→ **Your task**:
Copy each line below that contains "type".
*** Data extract ***
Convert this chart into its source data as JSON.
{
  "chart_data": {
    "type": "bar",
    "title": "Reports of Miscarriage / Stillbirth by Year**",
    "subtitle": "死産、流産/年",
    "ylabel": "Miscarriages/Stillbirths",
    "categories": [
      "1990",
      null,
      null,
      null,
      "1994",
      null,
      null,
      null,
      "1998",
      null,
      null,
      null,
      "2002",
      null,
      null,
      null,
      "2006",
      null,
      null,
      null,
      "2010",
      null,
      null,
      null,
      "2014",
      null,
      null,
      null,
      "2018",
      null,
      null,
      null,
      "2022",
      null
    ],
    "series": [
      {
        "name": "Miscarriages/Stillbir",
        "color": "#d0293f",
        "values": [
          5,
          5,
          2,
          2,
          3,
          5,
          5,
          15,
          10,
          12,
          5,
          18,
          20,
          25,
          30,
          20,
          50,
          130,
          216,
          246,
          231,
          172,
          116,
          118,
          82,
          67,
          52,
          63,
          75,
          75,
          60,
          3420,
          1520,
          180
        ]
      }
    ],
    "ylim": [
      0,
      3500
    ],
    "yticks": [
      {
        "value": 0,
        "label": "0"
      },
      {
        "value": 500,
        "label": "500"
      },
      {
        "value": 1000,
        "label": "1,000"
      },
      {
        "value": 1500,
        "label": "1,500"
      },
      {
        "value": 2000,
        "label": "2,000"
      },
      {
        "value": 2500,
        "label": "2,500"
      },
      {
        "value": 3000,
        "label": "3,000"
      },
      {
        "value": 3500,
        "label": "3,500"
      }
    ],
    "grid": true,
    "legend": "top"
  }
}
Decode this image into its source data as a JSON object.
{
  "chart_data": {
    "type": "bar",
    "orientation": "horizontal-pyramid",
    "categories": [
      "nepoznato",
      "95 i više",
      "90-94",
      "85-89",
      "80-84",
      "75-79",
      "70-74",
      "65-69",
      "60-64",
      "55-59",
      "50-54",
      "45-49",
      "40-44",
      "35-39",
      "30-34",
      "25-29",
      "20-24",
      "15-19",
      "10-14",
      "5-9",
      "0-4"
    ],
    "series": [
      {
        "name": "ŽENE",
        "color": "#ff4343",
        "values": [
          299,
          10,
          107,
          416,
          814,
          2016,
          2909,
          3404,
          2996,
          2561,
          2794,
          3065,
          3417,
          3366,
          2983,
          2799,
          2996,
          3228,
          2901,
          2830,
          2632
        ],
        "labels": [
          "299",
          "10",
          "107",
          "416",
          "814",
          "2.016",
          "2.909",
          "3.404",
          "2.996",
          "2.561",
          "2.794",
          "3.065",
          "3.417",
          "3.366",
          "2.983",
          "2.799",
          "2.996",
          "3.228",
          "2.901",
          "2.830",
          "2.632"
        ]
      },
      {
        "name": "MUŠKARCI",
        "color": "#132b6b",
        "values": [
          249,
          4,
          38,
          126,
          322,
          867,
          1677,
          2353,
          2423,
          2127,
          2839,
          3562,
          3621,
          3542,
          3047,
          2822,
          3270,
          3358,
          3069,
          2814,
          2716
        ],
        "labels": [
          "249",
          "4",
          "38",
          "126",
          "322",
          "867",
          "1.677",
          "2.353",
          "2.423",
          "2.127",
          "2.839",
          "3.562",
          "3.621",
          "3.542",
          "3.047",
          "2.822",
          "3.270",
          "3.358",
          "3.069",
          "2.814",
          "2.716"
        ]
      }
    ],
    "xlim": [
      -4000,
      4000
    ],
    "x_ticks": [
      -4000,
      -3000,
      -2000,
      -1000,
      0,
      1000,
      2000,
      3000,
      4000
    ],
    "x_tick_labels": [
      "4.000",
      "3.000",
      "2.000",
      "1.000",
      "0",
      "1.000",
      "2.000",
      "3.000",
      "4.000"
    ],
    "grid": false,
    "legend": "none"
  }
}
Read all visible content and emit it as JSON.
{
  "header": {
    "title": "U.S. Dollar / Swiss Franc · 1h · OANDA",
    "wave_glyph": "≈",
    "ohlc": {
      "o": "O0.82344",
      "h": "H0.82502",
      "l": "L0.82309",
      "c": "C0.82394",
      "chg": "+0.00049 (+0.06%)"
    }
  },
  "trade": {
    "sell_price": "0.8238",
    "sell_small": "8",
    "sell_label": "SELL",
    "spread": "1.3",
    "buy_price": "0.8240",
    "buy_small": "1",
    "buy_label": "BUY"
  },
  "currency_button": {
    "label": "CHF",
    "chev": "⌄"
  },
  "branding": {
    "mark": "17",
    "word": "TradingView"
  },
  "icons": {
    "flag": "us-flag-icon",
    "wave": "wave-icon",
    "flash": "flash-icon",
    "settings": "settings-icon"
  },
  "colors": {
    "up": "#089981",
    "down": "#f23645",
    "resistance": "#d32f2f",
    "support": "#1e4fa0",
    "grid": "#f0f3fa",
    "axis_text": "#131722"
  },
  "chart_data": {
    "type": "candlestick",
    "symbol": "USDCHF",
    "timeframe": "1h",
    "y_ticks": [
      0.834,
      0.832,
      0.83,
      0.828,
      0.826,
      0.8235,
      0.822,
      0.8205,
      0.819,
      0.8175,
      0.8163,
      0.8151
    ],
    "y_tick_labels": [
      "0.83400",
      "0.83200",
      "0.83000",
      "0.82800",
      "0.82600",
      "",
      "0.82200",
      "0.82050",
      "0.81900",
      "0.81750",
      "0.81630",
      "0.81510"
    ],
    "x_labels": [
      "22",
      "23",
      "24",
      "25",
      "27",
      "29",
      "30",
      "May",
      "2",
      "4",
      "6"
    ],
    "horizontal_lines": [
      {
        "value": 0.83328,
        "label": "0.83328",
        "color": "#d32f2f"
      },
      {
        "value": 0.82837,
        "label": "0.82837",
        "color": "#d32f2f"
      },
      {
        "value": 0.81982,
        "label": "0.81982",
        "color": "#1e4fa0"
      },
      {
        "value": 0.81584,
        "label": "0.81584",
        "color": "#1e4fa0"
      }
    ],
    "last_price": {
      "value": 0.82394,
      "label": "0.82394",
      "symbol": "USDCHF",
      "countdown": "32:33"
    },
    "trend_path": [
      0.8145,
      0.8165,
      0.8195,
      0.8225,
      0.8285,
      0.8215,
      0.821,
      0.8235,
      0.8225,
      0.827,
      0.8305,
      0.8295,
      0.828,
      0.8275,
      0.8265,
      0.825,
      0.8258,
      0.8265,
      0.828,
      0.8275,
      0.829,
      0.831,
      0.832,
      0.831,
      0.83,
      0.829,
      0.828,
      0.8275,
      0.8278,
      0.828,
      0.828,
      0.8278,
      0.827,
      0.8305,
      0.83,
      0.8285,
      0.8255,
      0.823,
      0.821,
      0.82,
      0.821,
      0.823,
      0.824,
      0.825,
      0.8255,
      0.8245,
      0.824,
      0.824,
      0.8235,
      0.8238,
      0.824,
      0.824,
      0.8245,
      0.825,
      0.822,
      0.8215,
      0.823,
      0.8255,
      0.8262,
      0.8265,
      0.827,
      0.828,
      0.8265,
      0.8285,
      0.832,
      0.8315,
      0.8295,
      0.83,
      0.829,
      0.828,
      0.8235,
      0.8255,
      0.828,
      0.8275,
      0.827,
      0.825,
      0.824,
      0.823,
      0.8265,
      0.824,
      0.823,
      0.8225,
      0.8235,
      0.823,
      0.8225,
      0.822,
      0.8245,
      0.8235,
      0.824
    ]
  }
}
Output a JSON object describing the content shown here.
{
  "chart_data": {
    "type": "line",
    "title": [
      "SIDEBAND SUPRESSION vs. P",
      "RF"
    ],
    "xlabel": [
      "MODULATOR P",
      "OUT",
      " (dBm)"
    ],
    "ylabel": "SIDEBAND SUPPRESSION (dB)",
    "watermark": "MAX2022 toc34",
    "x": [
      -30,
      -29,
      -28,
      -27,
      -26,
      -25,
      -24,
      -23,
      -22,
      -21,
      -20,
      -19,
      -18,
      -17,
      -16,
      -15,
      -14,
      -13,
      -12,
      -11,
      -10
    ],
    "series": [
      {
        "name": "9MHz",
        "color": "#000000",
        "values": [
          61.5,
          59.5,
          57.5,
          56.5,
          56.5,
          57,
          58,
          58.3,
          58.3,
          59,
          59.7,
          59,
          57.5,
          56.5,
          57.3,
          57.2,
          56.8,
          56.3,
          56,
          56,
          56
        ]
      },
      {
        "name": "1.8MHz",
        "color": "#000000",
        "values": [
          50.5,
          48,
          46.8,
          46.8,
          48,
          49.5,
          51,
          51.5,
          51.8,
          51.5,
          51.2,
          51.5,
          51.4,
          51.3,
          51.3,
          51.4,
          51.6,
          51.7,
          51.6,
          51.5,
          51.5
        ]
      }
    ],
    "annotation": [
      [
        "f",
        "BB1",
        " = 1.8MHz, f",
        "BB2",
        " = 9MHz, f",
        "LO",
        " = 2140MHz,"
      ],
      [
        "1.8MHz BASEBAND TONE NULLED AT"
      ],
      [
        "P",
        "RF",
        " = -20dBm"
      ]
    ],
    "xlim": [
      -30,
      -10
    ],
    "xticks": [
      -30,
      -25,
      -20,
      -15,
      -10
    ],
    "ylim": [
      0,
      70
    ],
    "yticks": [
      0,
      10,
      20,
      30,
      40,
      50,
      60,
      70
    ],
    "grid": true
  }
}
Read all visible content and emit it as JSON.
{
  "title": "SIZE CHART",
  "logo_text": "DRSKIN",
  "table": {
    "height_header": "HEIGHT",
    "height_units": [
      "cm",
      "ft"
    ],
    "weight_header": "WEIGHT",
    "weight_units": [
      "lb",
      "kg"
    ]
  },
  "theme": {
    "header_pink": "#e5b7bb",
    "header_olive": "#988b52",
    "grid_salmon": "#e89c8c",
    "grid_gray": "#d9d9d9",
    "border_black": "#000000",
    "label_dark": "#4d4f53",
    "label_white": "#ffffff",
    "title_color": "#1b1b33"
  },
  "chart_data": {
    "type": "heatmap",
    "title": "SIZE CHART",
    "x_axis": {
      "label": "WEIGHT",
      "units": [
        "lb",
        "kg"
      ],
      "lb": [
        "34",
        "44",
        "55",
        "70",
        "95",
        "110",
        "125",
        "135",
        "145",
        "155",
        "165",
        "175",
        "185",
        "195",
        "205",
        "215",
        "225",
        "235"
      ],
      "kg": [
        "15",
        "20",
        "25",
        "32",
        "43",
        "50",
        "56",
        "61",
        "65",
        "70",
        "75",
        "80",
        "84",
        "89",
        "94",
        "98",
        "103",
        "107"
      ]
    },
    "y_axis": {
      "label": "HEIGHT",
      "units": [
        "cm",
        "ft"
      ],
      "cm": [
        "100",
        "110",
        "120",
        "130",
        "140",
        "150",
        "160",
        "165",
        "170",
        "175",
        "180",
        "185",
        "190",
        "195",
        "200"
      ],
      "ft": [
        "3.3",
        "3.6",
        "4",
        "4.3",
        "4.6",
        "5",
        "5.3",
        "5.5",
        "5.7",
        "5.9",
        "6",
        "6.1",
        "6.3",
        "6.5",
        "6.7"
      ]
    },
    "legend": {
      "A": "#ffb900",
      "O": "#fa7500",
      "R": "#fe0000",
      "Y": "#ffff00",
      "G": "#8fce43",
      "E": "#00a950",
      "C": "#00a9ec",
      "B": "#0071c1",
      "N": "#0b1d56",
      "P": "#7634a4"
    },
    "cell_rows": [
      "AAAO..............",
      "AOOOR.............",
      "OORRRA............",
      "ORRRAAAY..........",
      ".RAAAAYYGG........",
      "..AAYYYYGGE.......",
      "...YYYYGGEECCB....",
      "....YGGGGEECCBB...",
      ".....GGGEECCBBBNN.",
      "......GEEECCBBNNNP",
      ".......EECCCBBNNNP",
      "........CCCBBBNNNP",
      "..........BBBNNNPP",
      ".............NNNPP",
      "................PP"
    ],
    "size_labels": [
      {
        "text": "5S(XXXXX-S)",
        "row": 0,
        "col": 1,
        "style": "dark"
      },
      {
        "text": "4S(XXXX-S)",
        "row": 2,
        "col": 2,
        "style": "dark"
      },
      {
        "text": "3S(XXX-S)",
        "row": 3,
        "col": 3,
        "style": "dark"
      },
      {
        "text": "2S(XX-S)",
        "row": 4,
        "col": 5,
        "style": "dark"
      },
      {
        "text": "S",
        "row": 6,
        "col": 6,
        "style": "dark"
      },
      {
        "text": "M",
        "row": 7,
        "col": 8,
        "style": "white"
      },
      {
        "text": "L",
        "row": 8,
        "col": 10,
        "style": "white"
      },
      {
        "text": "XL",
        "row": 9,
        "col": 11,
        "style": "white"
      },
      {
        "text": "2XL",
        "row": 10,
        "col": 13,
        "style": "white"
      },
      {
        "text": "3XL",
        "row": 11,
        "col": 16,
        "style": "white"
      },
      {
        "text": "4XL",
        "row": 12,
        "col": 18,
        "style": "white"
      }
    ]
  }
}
***
→ **Reply to the exercise**:
    "type": "bar",
    "type": "bar",
    "type": "candlestick",
    "type": "line",
    "type": "heatmap",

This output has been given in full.